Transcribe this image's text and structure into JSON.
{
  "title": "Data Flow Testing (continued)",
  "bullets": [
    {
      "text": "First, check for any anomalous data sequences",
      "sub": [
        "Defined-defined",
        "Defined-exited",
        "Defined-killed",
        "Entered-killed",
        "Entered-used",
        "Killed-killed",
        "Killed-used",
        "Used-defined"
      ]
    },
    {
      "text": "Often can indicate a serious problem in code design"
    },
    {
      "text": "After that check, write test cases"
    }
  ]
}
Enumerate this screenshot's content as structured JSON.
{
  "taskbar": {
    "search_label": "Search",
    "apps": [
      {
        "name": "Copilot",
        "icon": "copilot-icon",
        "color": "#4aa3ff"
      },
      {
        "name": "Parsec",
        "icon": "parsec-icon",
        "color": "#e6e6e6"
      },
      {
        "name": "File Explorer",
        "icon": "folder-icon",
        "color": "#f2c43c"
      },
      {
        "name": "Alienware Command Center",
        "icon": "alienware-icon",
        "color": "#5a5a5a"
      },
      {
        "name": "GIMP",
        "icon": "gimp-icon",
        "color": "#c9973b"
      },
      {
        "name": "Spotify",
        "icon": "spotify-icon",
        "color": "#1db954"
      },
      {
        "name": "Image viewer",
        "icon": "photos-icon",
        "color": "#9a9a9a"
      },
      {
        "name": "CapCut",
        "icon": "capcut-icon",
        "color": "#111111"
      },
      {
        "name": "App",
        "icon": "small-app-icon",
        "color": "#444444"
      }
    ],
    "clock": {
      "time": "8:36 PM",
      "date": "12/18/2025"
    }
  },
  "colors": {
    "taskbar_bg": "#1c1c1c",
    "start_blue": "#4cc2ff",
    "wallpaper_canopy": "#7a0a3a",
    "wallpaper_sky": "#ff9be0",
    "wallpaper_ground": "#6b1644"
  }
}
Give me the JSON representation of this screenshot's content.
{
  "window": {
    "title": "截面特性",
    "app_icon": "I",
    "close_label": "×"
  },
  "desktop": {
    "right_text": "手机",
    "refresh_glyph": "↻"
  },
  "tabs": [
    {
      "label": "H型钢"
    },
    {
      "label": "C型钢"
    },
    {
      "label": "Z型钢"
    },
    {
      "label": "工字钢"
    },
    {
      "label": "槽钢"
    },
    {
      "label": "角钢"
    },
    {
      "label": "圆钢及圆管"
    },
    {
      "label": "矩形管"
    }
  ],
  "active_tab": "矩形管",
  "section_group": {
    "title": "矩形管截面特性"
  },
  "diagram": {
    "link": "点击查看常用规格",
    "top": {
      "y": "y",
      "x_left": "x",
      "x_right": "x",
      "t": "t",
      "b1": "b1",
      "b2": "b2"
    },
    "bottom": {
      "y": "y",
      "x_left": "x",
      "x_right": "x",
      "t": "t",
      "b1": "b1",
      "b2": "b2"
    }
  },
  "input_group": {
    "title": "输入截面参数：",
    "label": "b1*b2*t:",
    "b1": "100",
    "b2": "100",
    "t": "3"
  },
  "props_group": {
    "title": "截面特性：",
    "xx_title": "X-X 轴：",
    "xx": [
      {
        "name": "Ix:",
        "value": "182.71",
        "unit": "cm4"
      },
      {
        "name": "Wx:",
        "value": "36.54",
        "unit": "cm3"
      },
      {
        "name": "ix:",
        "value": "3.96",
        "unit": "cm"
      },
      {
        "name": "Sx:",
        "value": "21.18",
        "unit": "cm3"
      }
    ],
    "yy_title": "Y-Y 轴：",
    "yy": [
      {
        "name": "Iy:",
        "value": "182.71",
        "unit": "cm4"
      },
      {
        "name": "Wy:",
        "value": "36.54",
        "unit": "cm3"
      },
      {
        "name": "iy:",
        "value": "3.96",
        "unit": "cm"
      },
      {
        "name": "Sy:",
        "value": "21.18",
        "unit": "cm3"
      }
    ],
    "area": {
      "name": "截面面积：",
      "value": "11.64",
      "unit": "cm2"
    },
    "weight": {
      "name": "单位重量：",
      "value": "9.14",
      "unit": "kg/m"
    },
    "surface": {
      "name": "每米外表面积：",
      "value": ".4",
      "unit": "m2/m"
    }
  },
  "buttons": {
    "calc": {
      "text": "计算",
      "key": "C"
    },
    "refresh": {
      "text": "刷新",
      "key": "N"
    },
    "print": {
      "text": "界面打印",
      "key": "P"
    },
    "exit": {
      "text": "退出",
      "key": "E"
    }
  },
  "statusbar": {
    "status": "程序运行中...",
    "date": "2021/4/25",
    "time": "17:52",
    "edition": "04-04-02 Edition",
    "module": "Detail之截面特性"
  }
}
_____
__What you need to do__.
Every record should be repeated exactly; please leave none out.

__Result for this task__.
Transcribe this image's text and structure into JSON.
{
  "title": "Data Flow Testing (continued)",
  "bullets": [
    {
      "text": "First, check for any anomalous data sequences",
      "sub": [
        "Defined-defined",
        "Defined-exited",
        "Defined-killed",
        "Entered-killed",
        "Entered-used",
        "Killed-killed",
        "Killed-used",
        "Used-defined"
      ]
    },
    {
      "text": "Often can indicate a serious problem in code design"
    },
    {
      "text": "After that check, write test cases"
    }
  ]
}
Enumerate this screenshot's content as structured JSON.
{
  "taskbar": {
    "search_label": "Search",
    "apps": [
      {
        "name": "Copilot",
        "icon": "copilot-icon",
        "color": "#4aa3ff"
      },
      {
        "name": "Parsec",
        "icon": "parsec-icon",
        "color": "#e6e6e6"
      },
      {
        "name": "File Explorer",
        "icon": "folder-icon",
        "color": "#f2c43c"
      },
      {
        "name": "Alienware Command Center",
        "icon": "alienware-icon",
        "color": "#5a5a5a"
      },
      {
        "name": "GIMP",
        "icon": "gimp-icon",
        "color": "#c9973b"
      },
      {
        "name": "Spotify",
        "icon": "spotify-icon",
        "color": "#1db954"
      },
      {
        "name": "Image viewer",
        "icon": "photos-icon",
        "color": "#9a9a9a"
      },
      {
        "name": "CapCut",
        "icon": "capcut-icon",
        "color": "#111111"
      },
      {
        "name": "App",
        "icon": "small-app-icon",
        "color": "#444444"
      }
    ],
    "clock": {
      "time": "8:36 PM",
      "date": "12/18/2025"
    }
  },
  "colors": {
    "taskbar_bg": "#1c1c1c",
    "start_blue": "#4cc2ff",
    "wallpaper_canopy": "#7a0a3a",
    "wallpaper_sky": "#ff9be0",
    "wallpaper_ground": "#6b1644"
  }
}
Give me the JSON representation of this screenshot's content.
{
  "window": {
    "title": "截面特性",
    "app_icon": "I",
    "close_label": "×"
  },
  "desktop": {
    "right_text": "手机",
    "refresh_glyph": "↻"
  },
  "tabs": [
    {
      "label": "H型钢"
    },
    {
      "label": "C型钢"
    },
    {
      "label": "Z型钢"
    },
    {
      "label": "工字钢"
    },
    {
      "label": "槽钢"
    },
    {
      "label": "角钢"
    },
    {
      "label": "圆钢及圆管"
    },
    {
      "label": "矩形管"
    }
  ],
  "active_tab": "矩形管",
  "section_group": {
    "title": "矩形管截面特性"
  },
  "diagram": {
    "link": "点击查看常用规格",
    "top": {
      "y": "y",
      "x_left": "x",
      "x_right": "x",
      "t": "t",
      "b1": "b1",
      "b2": "b2"
    },
    "bottom": {
      "y": "y",
      "x_left": "x",
      "x_right": "x",
      "t": "t",
      "b1": "b1",
      "b2": "b2"
    }
  },
  "input_group": {
    "title": "输入截面参数：",
    "label": "b1*b2*t:",
    "b1": "100",
    "b2": "100",
    "t": "3"
  },
  "props_group": {
    "title": "截面特性：",
    "xx_title": "X-X 轴：",
    "xx": [
      {
        "name": "Ix:",
        "value": "182.71",
        "unit": "cm4"
      },
      {
        "name": "Wx:",
        "value": "36.54",
        "unit": "cm3"
      },
      {
        "name": "ix:",
        "value": "3.96",
        "unit": "cm"
      },
      {
        "name": "Sx:",
        "value": "21.18",
        "unit": "cm3"
      }
    ],
    "yy_title": "Y-Y 轴：",
    "yy": [
      {
        "name": "Iy:",
        "value": "182.71",
        "unit": "cm4"
      },
      {
        "name": "Wy:",
        "value": "36.54",
        "unit": "cm3"
      },
      {
        "name": "iy:",
        "value": "3.96",
        "unit": "cm"
      },
      {
        "name": "Sy:",
        "value": "21.18",
        "unit": "cm3"
      }
    ],
    "area": {
      "name": "截面面积：",
      "value": "11.64",
      "unit": "cm2"
    },
    "weight": {
      "name": "单位重量：",
      "value": "9.14",
      "unit": "kg/m"
    },
    "surface": {
      "name": "每米外表面积：",
      "value": ".4",
      "unit": "m2/m"
    }
  },
  "buttons": {
    "calc": {
      "text": "计算",
      "key": "C"
    },
    "refresh": {
      "text": "刷新",
      "key": "N"
    },
    "print": {
      "text": "界面打印",
      "key": "P"
    },
    "exit": {
      "text": "退出",
      "key": "E"
    }
  },
  "statusbar": {
    "status": "程序运行中...",
    "date": "2021/4/25",
    "time": "17:52",
    "edition": "04-04-02 Edition",
    "module": "Detail之截面特性"
  }
}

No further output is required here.